### OBJECTIVE
Copy the rows below word for word, starting at the one that contains "436, 1778, 491]" and ending at the one that contains "380, 1437, 547]", with both of those rows included.
begin
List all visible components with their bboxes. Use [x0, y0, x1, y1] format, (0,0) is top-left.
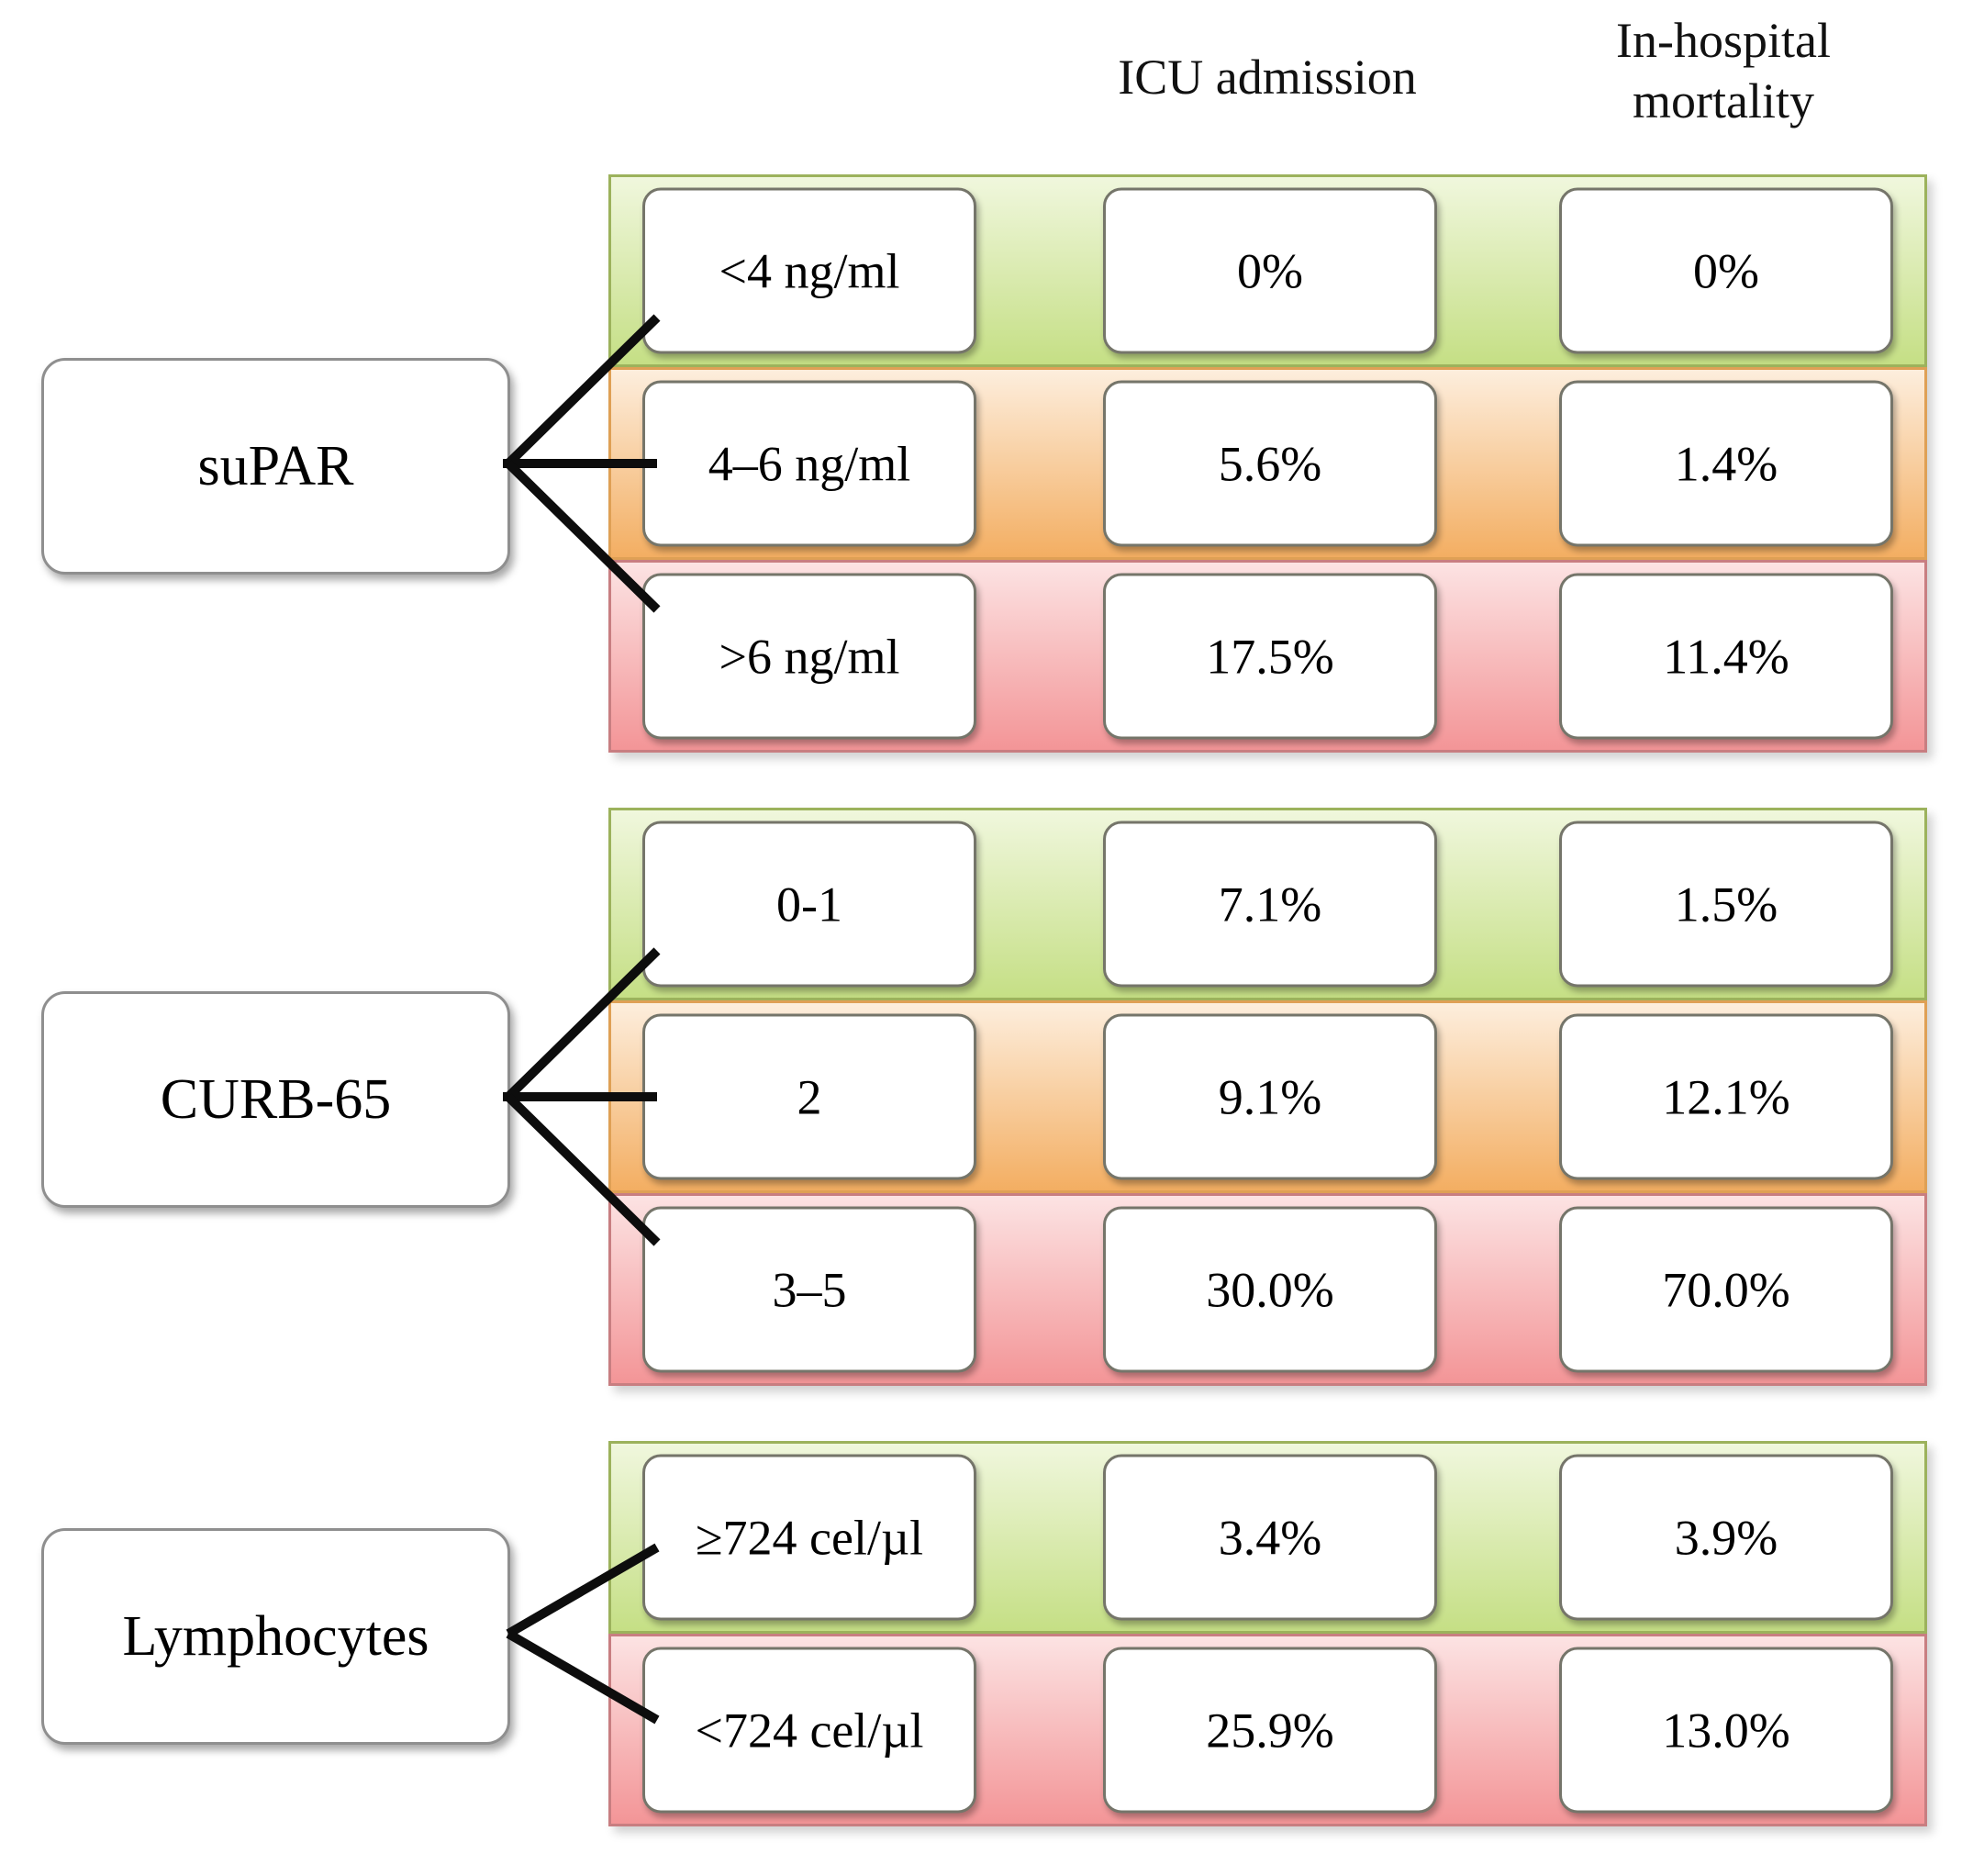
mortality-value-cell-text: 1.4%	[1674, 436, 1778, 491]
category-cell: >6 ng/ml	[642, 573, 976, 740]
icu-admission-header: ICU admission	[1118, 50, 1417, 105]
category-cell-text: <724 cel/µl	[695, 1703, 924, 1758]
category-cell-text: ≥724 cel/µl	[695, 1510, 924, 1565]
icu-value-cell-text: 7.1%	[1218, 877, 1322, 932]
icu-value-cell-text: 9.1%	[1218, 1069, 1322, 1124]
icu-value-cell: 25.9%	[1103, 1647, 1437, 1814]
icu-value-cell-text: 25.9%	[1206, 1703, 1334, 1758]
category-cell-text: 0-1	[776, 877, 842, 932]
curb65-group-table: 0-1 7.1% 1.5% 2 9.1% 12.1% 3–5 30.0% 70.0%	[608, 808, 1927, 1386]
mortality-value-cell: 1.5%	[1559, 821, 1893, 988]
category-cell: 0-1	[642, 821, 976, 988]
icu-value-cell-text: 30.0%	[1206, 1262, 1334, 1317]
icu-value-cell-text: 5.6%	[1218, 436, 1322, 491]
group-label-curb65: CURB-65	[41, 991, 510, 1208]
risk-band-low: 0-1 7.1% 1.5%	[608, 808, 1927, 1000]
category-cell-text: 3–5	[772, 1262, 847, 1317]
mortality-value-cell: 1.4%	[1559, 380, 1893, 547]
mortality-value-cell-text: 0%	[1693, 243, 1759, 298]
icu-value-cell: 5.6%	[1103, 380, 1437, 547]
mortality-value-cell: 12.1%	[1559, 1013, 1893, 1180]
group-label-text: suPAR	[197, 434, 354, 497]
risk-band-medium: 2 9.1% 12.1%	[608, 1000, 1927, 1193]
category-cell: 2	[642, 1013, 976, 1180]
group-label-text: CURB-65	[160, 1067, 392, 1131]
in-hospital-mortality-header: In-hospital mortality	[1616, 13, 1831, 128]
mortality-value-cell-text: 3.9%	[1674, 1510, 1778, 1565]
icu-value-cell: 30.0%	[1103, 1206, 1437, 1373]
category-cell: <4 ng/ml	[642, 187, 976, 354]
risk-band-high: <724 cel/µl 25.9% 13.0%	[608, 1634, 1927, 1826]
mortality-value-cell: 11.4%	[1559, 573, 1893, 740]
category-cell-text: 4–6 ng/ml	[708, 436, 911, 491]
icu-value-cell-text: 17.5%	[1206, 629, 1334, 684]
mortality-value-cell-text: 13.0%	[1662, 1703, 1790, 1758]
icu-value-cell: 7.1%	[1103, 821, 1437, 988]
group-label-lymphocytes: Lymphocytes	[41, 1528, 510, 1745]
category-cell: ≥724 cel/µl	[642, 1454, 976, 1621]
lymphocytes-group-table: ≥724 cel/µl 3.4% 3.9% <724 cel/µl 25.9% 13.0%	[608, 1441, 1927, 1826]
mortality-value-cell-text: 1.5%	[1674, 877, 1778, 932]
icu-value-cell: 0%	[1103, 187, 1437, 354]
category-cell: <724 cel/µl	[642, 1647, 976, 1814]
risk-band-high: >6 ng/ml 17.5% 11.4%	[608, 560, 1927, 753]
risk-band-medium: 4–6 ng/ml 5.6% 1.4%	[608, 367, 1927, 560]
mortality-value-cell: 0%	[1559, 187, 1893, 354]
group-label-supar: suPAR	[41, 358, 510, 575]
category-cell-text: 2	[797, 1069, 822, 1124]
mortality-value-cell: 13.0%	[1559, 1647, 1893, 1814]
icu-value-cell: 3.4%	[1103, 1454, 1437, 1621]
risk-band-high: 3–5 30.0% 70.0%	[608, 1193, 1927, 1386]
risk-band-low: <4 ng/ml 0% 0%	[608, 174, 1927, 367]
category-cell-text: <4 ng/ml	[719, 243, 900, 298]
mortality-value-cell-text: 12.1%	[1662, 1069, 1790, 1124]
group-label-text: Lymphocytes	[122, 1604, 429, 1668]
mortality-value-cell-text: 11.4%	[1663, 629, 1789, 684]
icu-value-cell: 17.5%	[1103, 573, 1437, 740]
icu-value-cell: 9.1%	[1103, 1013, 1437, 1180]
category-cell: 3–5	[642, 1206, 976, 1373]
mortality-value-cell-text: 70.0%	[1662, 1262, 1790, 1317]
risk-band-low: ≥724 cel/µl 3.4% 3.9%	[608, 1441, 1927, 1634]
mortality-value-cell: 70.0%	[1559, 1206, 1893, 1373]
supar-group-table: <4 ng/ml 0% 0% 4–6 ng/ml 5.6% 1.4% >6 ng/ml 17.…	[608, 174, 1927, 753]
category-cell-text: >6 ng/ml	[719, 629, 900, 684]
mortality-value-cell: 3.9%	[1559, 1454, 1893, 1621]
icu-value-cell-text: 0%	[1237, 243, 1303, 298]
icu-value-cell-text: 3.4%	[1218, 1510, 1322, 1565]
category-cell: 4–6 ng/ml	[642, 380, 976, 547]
end
### CORRECT RESULT
mortality-value-cell-text: 1.4%	[1674, 436, 1778, 491]
category-cell: >6 ng/ml	[642, 573, 976, 740]
icu-admission-header: ICU admission	[1118, 50, 1417, 105]
category-cell-text: <724 cel/µl	[695, 1703, 924, 1758]
category-cell-text: ≥724 cel/µl	[695, 1510, 924, 1565]
icu-value-cell-text: 7.1%	[1218, 877, 1322, 932]
icu-value-cell-text: 9.1%	[1218, 1069, 1322, 1124]
icu-value-cell: 25.9%	[1103, 1647, 1437, 1814]
icu-value-cell-text: 25.9%	[1206, 1703, 1334, 1758]
category-cell-text: 0-1	[776, 877, 842, 932]
curb65-group-table: 0-1 7.1% 1.5% 2 9.1% 12.1% 3–5 30.0% 70.0%	[608, 808, 1927, 1386]
mortality-value-cell: 1.5%	[1559, 821, 1893, 988]
category-cell: 0-1	[642, 821, 976, 988]
icu-value-cell-text: 30.0%	[1206, 1262, 1334, 1317]
icu-value-cell-text: 5.6%	[1218, 436, 1322, 491]
group-label-curb65: CURB-65	[41, 991, 510, 1208]
risk-band-low: 0-1 7.1% 1.5%	[608, 808, 1927, 1000]
category-cell-text: 3–5	[772, 1262, 847, 1317]
mortality-value-cell: 1.4%	[1559, 380, 1893, 547]
mortality-value-cell-text: 0%	[1693, 243, 1759, 298]
icu-value-cell: 5.6%	[1103, 380, 1437, 547]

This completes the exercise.